Directions: Below are records; work out how many of their lines hold the string "Leitfaden" and give that number alone.

Provided records:
▬▬▬▬▬▬▬▬▬▬

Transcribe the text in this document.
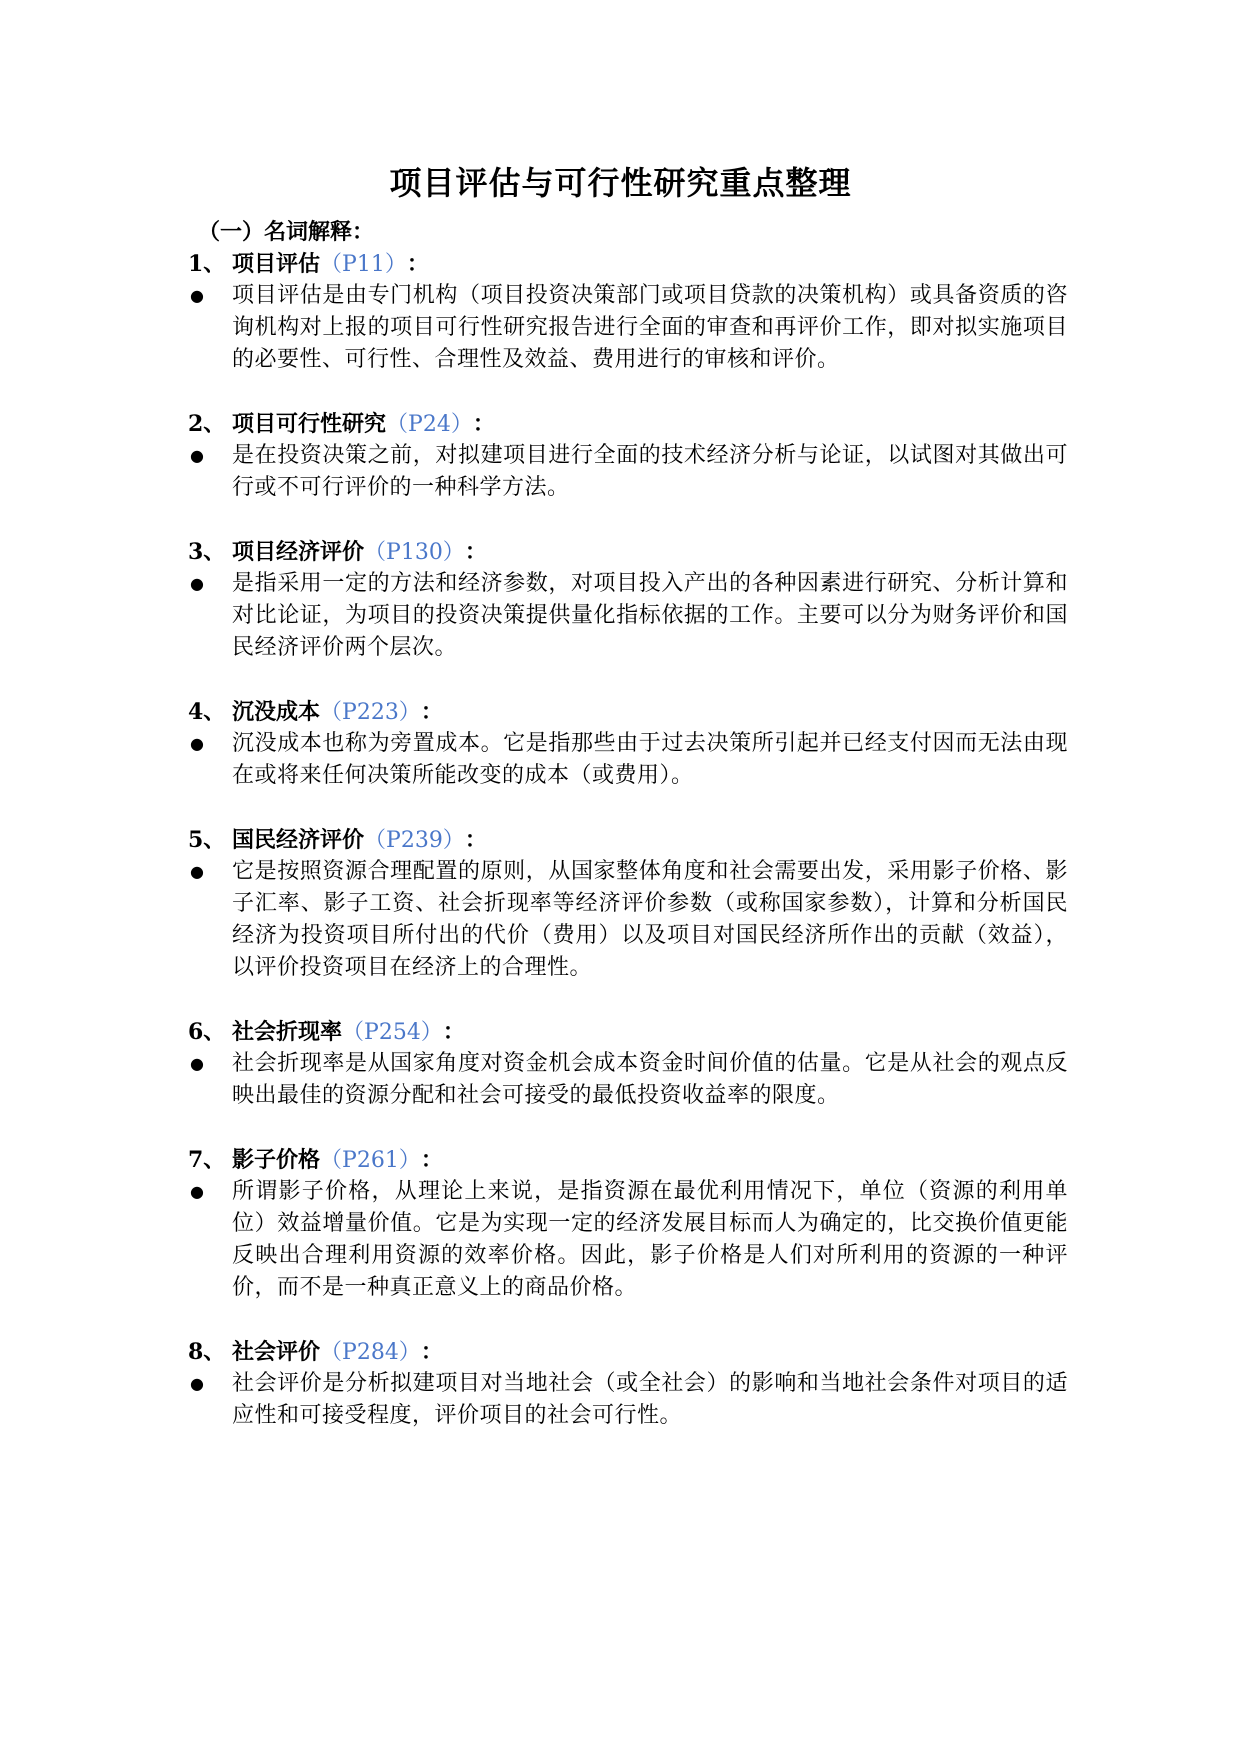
项目评估与可行性研究重点整理
（一）名词解释：
1、 项目评估 （P11） ：
●	项目评估是由专门机构（项目投资决策部门或项目贷款的决策机构）或具备资质的咨询机构对上报的项目可行性研究报告进行全面的审查和再评价工作，即对拟实施项目的必要性、可行性、合理性及效益、费用进行的审核和评价。
2、 项目可行性研究 （P24） ：
●	是在投资决策之前，对拟建项目进行全面的技术经济分析与论证，以试图对其做出可行或不可行评价的一种科学方法。
3、 项目经济评价 （P130） ：
●	是指采用一定的方法和经济参数，对项目投入产出的各种因素进行研究、分析计算和对比论证，为项目的投资决策提供量化指标依据的工作。主要可以分为财务评价和国民经济评价两个层次。
4、 沉没成本 （P223） ：
●	沉没成本也称为旁置成本。它是指那些由于过去决策所引起并已经支付因而无法由现在或将来任何决策所能改变的成本（或费用）。
5、 国民经济评价 （P239） ：
●	它是按照资源合理配置的原则，从国家整体角度和社会需要出发，采用影子价格、影子汇率、影子工资、社会折现率等经济评价参数（或称国家参数），计算和分析国民经济为投资项目所付出的代价（费用）以及项目对国民经济所作出的贡献（效益），以评价投资项目在经济上的合理性。
6、 社会折现率 （P254） ：
●	社会折现率是从国家角度对资金机会成本资金时间价值的估量。它是从社会的观点反映出最佳的资源分配和社会可接受的最低投资收益率的限度。
7、 影子价格 （P261） ：
●	所谓影子价格，从理论上来说，是指资源在最优利用情况下，单位（资源的利用单位）效益增量价值。它是为实现一定的经济发展目标而人为确定的，比交换价值更能反映出合理利用资源的效率价格。因此，影子价格是人们对所利用的资源的一种评价，而不是一种真正意义上的商品价格。
8、 社会评价 （P284） ：
●	社会评价是分析拟建项目对当地社会（或全社会）的影响和当地社会条件对项目的适应性和可接受程度，评价项目的社会可行性。
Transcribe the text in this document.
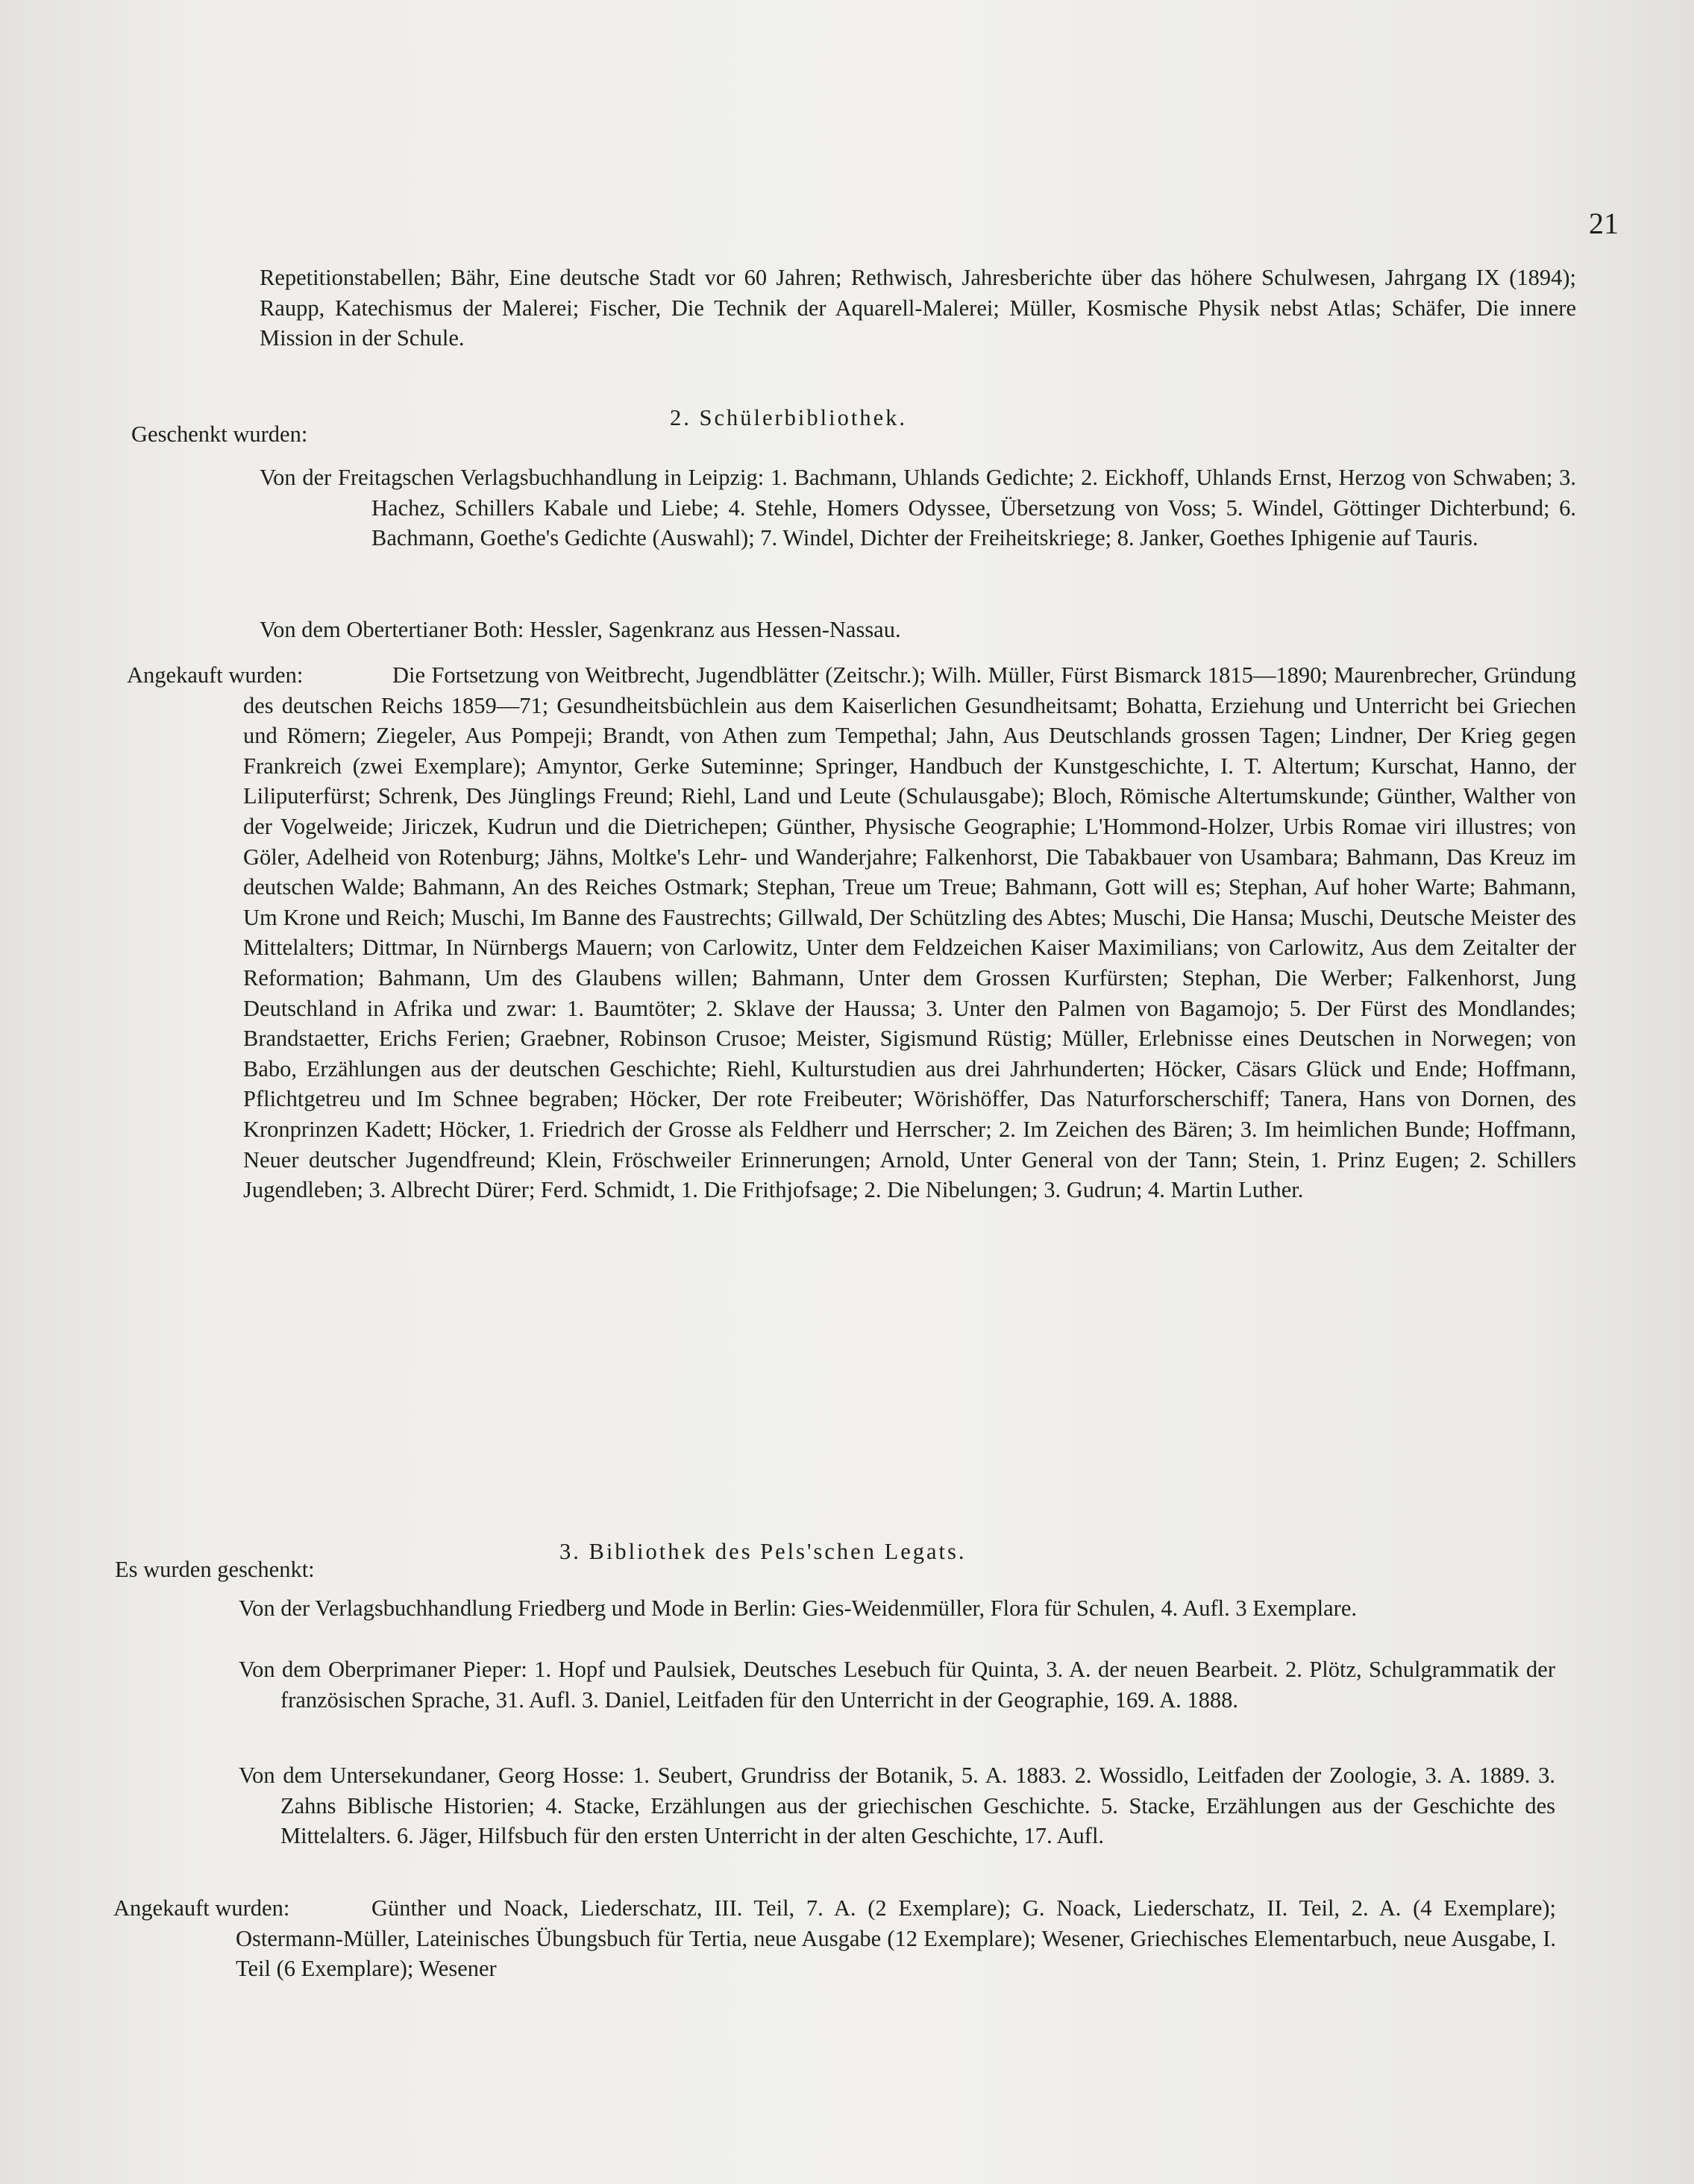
21

Repetitionstabellen; Bähr, Eine deutsche Stadt vor 60 Jahren; Rethwisch, Jahresberichte über das höhere Schulwesen, Jahrgang IX (1894); Raupp, Katechismus der Malerei; Fischer, Die Technik der Aquarell-Malerei; Müller, Kosmische Physik nebst Atlas; Schäfer, Die innere Mission in der Schule.

2. Schülerbibliothek.
Geschenkt wurden:

Von der Freitagschen Verlagsbuchhandlung in Leipzig: 1. Bachmann, Uhlands Gedichte; 2. Eickhoff, Uhlands Ernst, Herzog von Schwaben; 3. Hachez, Schillers Kabale und Liebe; 4. Stehle, Homers Odyssee, Übersetzung von Voss; 5. Windel, Göttinger Dichterbund; 6. Bachmann, Goethe's Gedichte (Auswahl); 7. Windel, Dichter der Freiheitskriege; 8. Janker, Goethes Iphigenie auf Tauris.

Von dem Obertertianer Both: Hessler, Sagenkranz aus Hessen-Nassau.

Angekauft wurden:	Die Fortsetzung von Weitbrecht, Jugendblätter (Zeitschr.); Wilh. Müller, Fürst Bismarck 1815—1890; Maurenbrecher, Gründung des deutschen Reichs 1859—71; Gesundheitsbüchlein aus dem Kaiserlichen Gesundheitsamt; Bohatta, Erziehung und Unterricht bei Griechen und Römern; Ziegeler, Aus Pompeji; Brandt, von Athen zum Tempethal; Jahn, Aus Deutschlands grossen Tagen; Lindner, Der Krieg gegen Frankreich (zwei Exemplare); Amyntor, Gerke Suteminne; Springer, Handbuch der Kunstgeschichte, I. T. Altertum; Kurschat, Hanno, der Liliputerfürst; Schrenk, Des Jünglings Freund; Riehl, Land und Leute (Schulausgabe); Bloch, Römische Altertumskunde; Günther, Walther von der Vogelweide; Jiriczek, Kudrun und die Dietrichepen; Günther, Physische Geographie; L'Hommond-Holzer, Urbis Romae viri illustres; von Göler, Adelheid von Rotenburg; Jähns, Moltke's Lehr- und Wanderjahre; Falkenhorst, Die Tabakbauer von Usambara; Bahmann, Das Kreuz im deutschen Walde; Bahmann, An des Reiches Ostmark; Stephan, Treue um Treue; Bahmann, Gott will es; Stephan, Auf hoher Warte; Bahmann, Um Krone und Reich; Muschi, Im Banne des Faustrechts; Gillwald, Der Schützling des Abtes; Muschi, Die Hansa; Muschi, Deutsche Meister des Mittelalters; Dittmar, In Nürnbergs Mauern; von Carlowitz, Unter dem Feldzeichen Kaiser Maximilians; von Carlowitz, Aus dem Zeitalter der Reformation; Bahmann, Um des Glaubens willen; Bahmann, Unter dem Grossen Kurfürsten; Stephan, Die Werber; Falkenhorst, Jung Deutschland in Afrika und zwar: 1. Baumtöter; 2. Sklave der Haussa; 3. Unter den Palmen von Bagamojo; 5. Der Fürst des Mondlandes; Brandstaetter, Erichs Ferien; Graebner, Robinson Crusoe; Meister, Sigismund Rüstig; Müller, Erlebnisse eines Deutschen in Norwegen; von Babo, Erzählungen aus der deutschen Geschichte; Riehl, Kulturstudien aus drei Jahrhunderten; Höcker, Cäsars Glück und Ende; Hoffmann, Pflichtgetreu und Im Schnee begraben; Höcker, Der rote Freibeuter; Wörishöffer, Das Naturforscherschiff; Tanera, Hans von Dornen, des Kronprinzen Kadett; Höcker, 1. Friedrich der Grosse als Feldherr und Herrscher; 2. Im Zeichen des Bären; 3. Im heimlichen Bunde; Hoffmann, Neuer deutscher Jugendfreund; Klein, Fröschweiler Erinnerungen; Arnold, Unter General von der Tann; Stein, 1. Prinz Eugen; 2. Schillers Jugendleben; 3. Albrecht Dürer; Ferd. Schmidt, 1. Die Frithjofsage; 2. Die Nibelungen; 3. Gudrun; 4. Martin Luther.

3. Bibliothek des Pels'schen Legats.
Es wurden geschenkt:

Von der Verlagsbuchhandlung Friedberg und Mode in Berlin: Gies-Weidenmüller, Flora für Schulen, 4. Aufl. 3 Exemplare.

Von dem Oberprimaner Pieper: 1. Hopf und Paulsiek, Deutsches Lesebuch für Quinta, 3. A. der neuen Bearbeit. 2. Plötz, Schulgrammatik der französischen Sprache, 31. Aufl. 3. Daniel, Leitfaden für den Unterricht in der Geographie, 169. A. 1888.

Von dem Untersekundaner, Georg Hosse: 1. Seubert, Grundriss der Botanik, 5. A. 1883. 2. Wossidlo, Leitfaden der Zoologie, 3. A. 1889. 3. Zahns Biblische Historien; 4. Stacke, Erzählungen aus der griechischen Geschichte. 5. Stacke, Erzählungen aus der Geschichte des Mittelalters. 6. Jäger, Hilfsbuch für den ersten Unterricht in der alten Geschichte, 17. Aufl.

Angekauft wurden:	Günther und Noack, Liederschatz, III. Teil, 7. A. (2 Exemplare); G. Noack, Liederschatz, II. Teil, 2. A. (4 Exemplare); Ostermann-Müller, Lateinisches Übungsbuch für Tertia, neue Ausgabe (12 Exemplare); Wesener, Griechisches Elementarbuch, neue Ausgabe, I. Teil (6 Exemplare); Wesener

▬▬▬▬▬▬▬▬▬▬

Exercise output: 2